■ Given task
Give every line of the data again, unchanged, but with no pictures.

-- Start Record extracts --

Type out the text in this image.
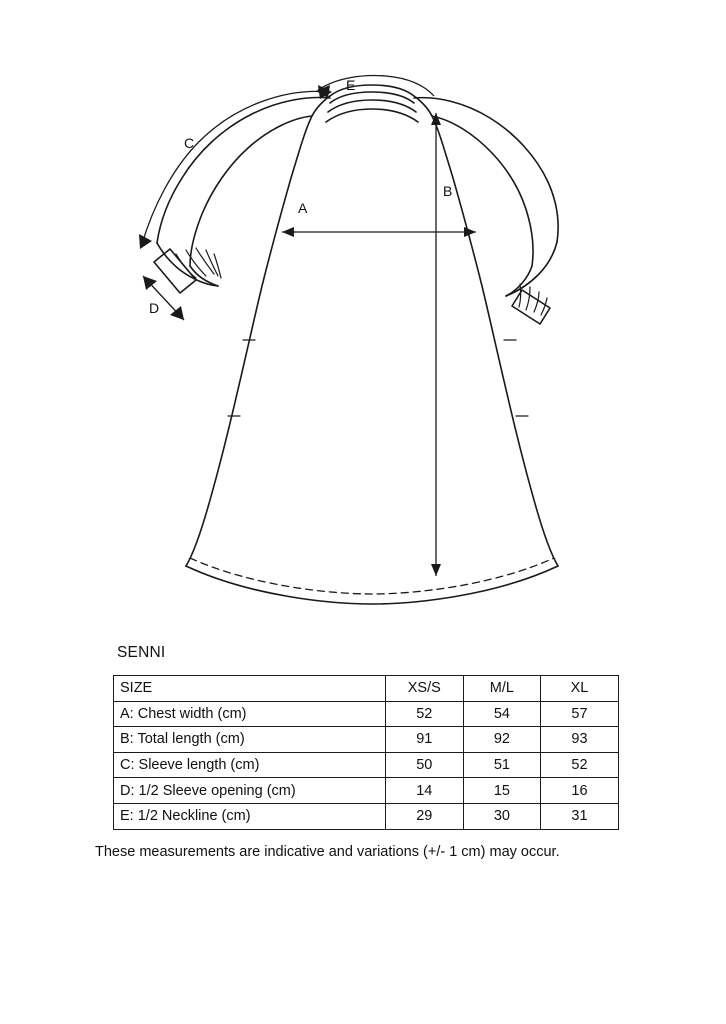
A
B
C
D
E
SENNI
SIZE	XS/S	M/L	XL
A: Chest width (cm)	52	54	57
B: Total length (cm)	91	92	93
C: Sleeve length (cm)	50	51	52
D: 1/2 Sleeve opening (cm)	14	15	16
E: 1/2 Neckline (cm)	29	30	31
These measurements are indicative and variations (+/- 1 cm) may occur.
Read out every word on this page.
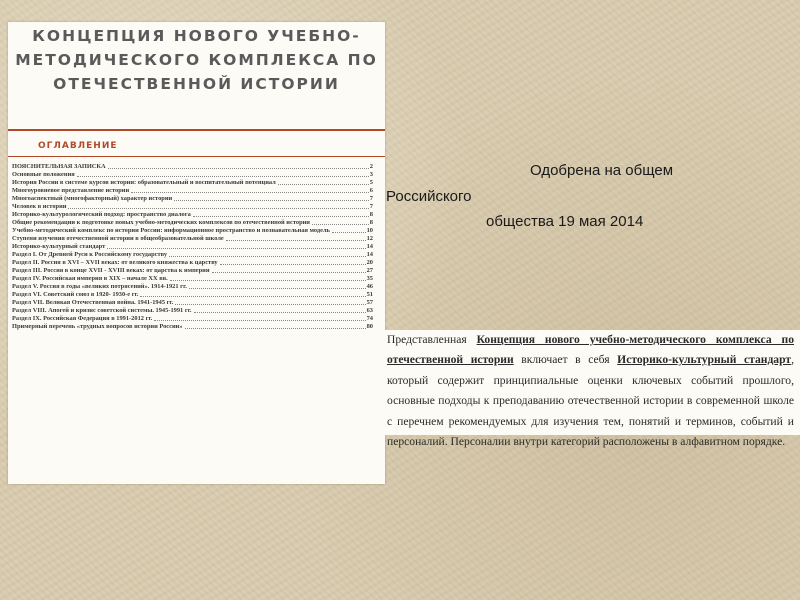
КОНЦЕПЦИЯ НОВОГО УЧЕБНО-
МЕТОДИЧЕСКОГО КОМПЛЕКСА ПО
ОТЕЧЕСТВЕННОЙ ИСТОРИИ
ОГЛАВЛЕНИЕ
ПОЯСНИТЕЛЬНАЯ ЗАПИСКА	2
Основные положения	3
История России в системе курсов истории: образовательный и воспитательный потенциал	5
Многоуровневое представление истории	6
Многоаспектный (многофакторный) характер истории	7
Человек в истории	7
Историко-культурологический подход: пространство диалога	8
Общие рекомендации к подготовке новых учебно-методических комплексов по отечественной истории	8
Учебно-методический комплекс по истории России: информационное пространство и познавательная модель	10
Ступени изучения отечественной истории в общеобразовательной школе	12
Историко-культурный стандарт	14
Раздел I. От Древней Руси к Российскому государству	14
Раздел II. Россия в XVI – XVII веках: от великого княжества к царству	20
Раздел III. Россия в конце XVII - XVIII веках: от царства к империи	27
Раздел IV. Российская империя в XIX – начале XX вв.	35
Раздел V. Россия в годы «великих потрясений». 1914-1921 гг.	46
Раздел VI. Советский союз в 1920- 1930-е гг.	51
Раздел VII. Великая Отечественная война. 1941-1945 гг.	57
Раздел VIII. Апогей и кризис советской системы. 1945-1991 гг.	63
Раздел IX. Российская Федерация в 1991-2012 гг.	74
Примерный перечень «трудных вопросов истории России»	80
Одобрена на общем
Российского
общества 19 мая 2014
Представленная Концепция нового учебно-методического комплекса по отечественной истории включает в себя Историко-культурный стандарт, который содержит принципиальные оценки ключевых событий прошлого, основные подходы к преподаванию отечественной истории в современной школе с перечнем рекомендуемых для изучения тем, понятий и терминов, событий и персоналий. Персоналии внутри категорий расположены в алфавитном порядке.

-- End Record extracts --

■ Response for this exercise
Type out the text in this image.
A
B
C
D
E
SENNI
SIZE	XS/S	M/L	XL
A: Chest width (cm)	52	54	57
B: Total length (cm)	91	92	93
C: Sleeve length (cm)	50	51	52
D: 1/2 Sleeve opening (cm)	14	15	16
E: 1/2 Neckline (cm)	29	30	31
These measurements are indicative and variations (+/- 1 cm) may occur.
Read out every word on this page.
КОНЦЕПЦИЯ НОВОГО УЧЕБНО-
МЕТОДИЧЕСКОГО КОМПЛЕКСА ПО
ОТЕЧЕСТВЕННОЙ ИСТОРИИ
ОГЛАВЛЕНИЕ
ПОЯСНИТЕЛЬНАЯ ЗАПИСКА	2
Основные положения	3
История России в системе курсов истории: образовательный и воспитательный потенциал	5
Многоуровневое представление истории	6
Многоаспектный (многофакторный) характер истории	7
Человек в истории	7
Историко-культурологический подход: пространство диалога	8
Общие рекомендации к подготовке новых учебно-методических комплексов по отечественной истории	8
Учебно-методический комплекс по истории России: информационное пространство и познавательная модель	10
Ступени изучения отечественной истории в общеобразовательной школе	12
Историко-культурный стандарт	14
Раздел I. От Древней Руси к Российскому государству	14
Раздел II. Россия в XVI – XVII веках: от великого княжества к царству	20
Раздел III. Россия в конце XVII - XVIII веках: от царства к империи	27
Раздел IV. Российская империя в XIX – начале XX вв.	35
Раздел V. Россия в годы «великих потрясений». 1914-1921 гг.	46
Раздел VI. Советский союз в 1920- 1930-е гг.	51
Раздел VII. Великая Отечественная война. 1941-1945 гг.	57
Раздел VIII. Апогей и кризис советской системы. 1945-1991 гг.	63
Раздел IX. Российская Федерация в 1991-2012 гг.	74
Примерный перечень «трудных вопросов истории России»	80
Одобрена на общем
Российского
общества 19 мая 2014
Представленная Концепция нового учебно-методического комплекса по отечественной истории включает в себя Историко-культурный стандарт, который содержит принципиальные оценки ключевых событий прошлого, основные подходы к преподаванию отечественной истории в современной школе с перечнем рекомендуемых для изучения тем, понятий и терминов, событий и персоналий. Персоналии внутри категорий расположены в алфавитном порядке.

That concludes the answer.